(Do this)
Your task is to give the data again, exactly, with every line intact.

Collected data entries
______________________________
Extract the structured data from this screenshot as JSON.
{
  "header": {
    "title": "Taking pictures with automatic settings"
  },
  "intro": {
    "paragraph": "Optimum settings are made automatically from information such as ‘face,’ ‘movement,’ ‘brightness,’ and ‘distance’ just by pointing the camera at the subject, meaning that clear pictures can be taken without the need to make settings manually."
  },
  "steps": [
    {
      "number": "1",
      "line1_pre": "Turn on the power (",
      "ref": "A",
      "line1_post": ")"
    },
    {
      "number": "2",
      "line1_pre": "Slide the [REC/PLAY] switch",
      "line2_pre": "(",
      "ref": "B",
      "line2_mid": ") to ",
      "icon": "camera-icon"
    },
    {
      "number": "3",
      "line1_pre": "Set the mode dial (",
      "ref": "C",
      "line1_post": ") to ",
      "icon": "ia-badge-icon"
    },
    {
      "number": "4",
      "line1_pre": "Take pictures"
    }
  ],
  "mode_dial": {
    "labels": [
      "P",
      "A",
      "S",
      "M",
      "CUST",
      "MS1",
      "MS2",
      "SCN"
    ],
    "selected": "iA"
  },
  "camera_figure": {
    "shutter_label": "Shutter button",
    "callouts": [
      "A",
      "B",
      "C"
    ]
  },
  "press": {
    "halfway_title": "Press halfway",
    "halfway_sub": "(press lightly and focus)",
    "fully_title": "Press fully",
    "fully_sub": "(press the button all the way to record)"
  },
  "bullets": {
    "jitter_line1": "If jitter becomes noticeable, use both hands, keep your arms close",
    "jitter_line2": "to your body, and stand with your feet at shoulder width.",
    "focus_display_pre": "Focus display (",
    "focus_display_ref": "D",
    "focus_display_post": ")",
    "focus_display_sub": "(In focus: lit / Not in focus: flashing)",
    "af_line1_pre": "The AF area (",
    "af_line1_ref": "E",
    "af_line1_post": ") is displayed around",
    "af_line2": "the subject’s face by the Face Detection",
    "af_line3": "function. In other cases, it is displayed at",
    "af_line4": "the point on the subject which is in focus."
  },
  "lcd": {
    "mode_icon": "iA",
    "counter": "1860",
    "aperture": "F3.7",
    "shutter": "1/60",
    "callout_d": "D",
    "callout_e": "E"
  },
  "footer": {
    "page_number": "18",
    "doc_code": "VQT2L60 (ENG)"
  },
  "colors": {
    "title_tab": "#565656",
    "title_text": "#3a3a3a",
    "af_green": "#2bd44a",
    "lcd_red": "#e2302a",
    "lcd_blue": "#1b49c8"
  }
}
______________________________
(Correct response)
Extract the structured data from this screenshot as JSON.
{
  "header": {
    "title": "Taking pictures with automatic settings"
  },
  "intro": {
    "paragraph": "Optimum settings are made automatically from information such as ‘face,’ ‘movement,’ ‘brightness,’ and ‘distance’ just by pointing the camera at the subject, meaning that clear pictures can be taken without the need to make settings manually."
  },
  "steps": [
    {
      "number": "1",
      "line1_pre": "Turn on the power (",
      "ref": "A",
      "line1_post": ")"
    },
    {
      "number": "2",
      "line1_pre": "Slide the [REC/PLAY] switch",
      "line2_pre": "(",
      "ref": "B",
      "line2_mid": ") to ",
      "icon": "camera-icon"
    },
    {
      "number": "3",
      "line1_pre": "Set the mode dial (",
      "ref": "C",
      "line1_post": ") to ",
      "icon": "ia-badge-icon"
    },
    {
      "number": "4",
      "line1_pre": "Take pictures"
    }
  ],
  "mode_dial": {
    "labels": [
      "P",
      "A",
      "S",
      "M",
      "CUST",
      "MS1",
      "MS2",
      "SCN"
    ],
    "selected": "iA"
  },
  "camera_figure": {
    "shutter_label": "Shutter button",
    "callouts": [
      "A",
      "B",
      "C"
    ]
  },
  "press": {
    "halfway_title": "Press halfway",
    "halfway_sub": "(press lightly and focus)",
    "fully_title": "Press fully",
    "fully_sub": "(press the button all the way to record)"
  },
  "bullets": {
    "jitter_line1": "If jitter becomes noticeable, use both hands, keep your arms close",
    "jitter_line2": "to your body, and stand with your feet at shoulder width.",
    "focus_display_pre": "Focus display (",
    "focus_display_ref": "D",
    "focus_display_post": ")",
    "focus_display_sub": "(In focus: lit / Not in focus: flashing)",
    "af_line1_pre": "The AF area (",
    "af_line1_ref": "E",
    "af_line1_post": ") is displayed around",
    "af_line2": "the subject’s face by the Face Detection",
    "af_line3": "function. In other cases, it is displayed at",
    "af_line4": "the point on the subject which is in focus."
  },
  "lcd": {
    "mode_icon": "iA",
    "counter": "1860",
    "aperture": "F3.7",
    "shutter": "1/60",
    "callout_d": "D",
    "callout_e": "E"
  },
  "footer": {
    "page_number": "18",
    "doc_code": "VQT2L60 (ENG)"
  },
  "colors": {
    "title_tab": "#565656",
    "title_text": "#3a3a3a",
    "af_green": "#2bd44a",
    "lcd_red": "#e2302a",
    "lcd_blue": "#1b49c8"
  }
}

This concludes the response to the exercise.